### Exercise
Your task is to copy the material exactly.

Collection entries:
<<<<

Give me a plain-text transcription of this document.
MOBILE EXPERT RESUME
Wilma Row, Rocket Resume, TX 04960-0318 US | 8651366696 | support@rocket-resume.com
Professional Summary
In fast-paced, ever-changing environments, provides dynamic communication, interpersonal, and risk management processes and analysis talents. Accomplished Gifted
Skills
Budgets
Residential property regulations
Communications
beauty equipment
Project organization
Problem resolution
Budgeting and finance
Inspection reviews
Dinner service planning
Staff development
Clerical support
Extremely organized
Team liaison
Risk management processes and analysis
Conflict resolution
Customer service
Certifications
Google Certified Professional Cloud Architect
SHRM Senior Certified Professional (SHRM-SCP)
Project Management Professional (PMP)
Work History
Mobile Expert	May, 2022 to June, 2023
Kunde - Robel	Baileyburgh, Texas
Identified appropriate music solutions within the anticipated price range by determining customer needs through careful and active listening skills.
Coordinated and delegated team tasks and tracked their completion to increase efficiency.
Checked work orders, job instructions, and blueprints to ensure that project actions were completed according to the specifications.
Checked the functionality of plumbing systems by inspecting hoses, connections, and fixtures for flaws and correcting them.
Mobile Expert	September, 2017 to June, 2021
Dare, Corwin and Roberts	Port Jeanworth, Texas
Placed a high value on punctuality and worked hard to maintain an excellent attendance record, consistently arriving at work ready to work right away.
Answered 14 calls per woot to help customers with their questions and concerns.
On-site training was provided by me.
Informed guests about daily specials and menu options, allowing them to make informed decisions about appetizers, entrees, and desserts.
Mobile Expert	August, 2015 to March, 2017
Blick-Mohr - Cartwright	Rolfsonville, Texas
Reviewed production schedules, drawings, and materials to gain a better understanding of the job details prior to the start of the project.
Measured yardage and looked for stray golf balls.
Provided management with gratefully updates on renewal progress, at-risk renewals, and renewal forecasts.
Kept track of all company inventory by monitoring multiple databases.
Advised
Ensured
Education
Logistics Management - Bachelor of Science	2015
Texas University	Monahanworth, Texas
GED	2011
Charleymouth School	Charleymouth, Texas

>>>>

### Reply to the exercise
Give me a plain-text transcription of this document.
MOBILE EXPERT RESUME
Wilma Row, Rocket Resume, TX 04960-0318 US | 8651366696 | support@rocket-resume.com
Professional Summary
In fast-paced, ever-changing environments, provides dynamic communication, interpersonal, and risk management processes and analysis talents. Accomplished Gifted
Skills
Budgets
Residential property regulations
Communications
beauty equipment
Project organization
Problem resolution
Budgeting and finance
Inspection reviews
Dinner service planning
Staff development
Clerical support
Extremely organized
Team liaison
Risk management processes and analysis
Conflict resolution
Customer service
Certifications
Google Certified Professional Cloud Architect
SHRM Senior Certified Professional (SHRM-SCP)
Project Management Professional (PMP)
Work History
Mobile Expert	May, 2022 to June, 2023
Kunde - Robel	Baileyburgh, Texas
Identified appropriate music solutions within the anticipated price range by determining customer needs through careful and active listening skills.
Coordinated and delegated team tasks and tracked their completion to increase efficiency.
Checked work orders, job instructions, and blueprints to ensure that project actions were completed according to the specifications.
Checked the functionality of plumbing systems by inspecting hoses, connections, and fixtures for flaws and correcting them.
Mobile Expert	September, 2017 to June, 2021
Dare, Corwin and Roberts	Port Jeanworth, Texas
Placed a high value on punctuality and worked hard to maintain an excellent attendance record, consistently arriving at work ready to work right away.
Answered 14 calls per woot to help customers with their questions and concerns.
On-site training was provided by me.
Informed guests about daily specials and menu options, allowing them to make informed decisions about appetizers, entrees, and desserts.
Mobile Expert	August, 2015 to March, 2017
Blick-Mohr - Cartwright	Rolfsonville, Texas
Reviewed production schedules, drawings, and materials to gain a better understanding of the job details prior to the start of the project.
Measured yardage and looked for stray golf balls.
Provided management with gratefully updates on renewal progress, at-risk renewals, and renewal forecasts.
Kept track of all company inventory by monitoring multiple databases.
Advised
Ensured
Education
Logistics Management - Bachelor of Science	2015
Texas University	Monahanworth, Texas
GED	2011
Charleymouth School	Charleymouth, Texas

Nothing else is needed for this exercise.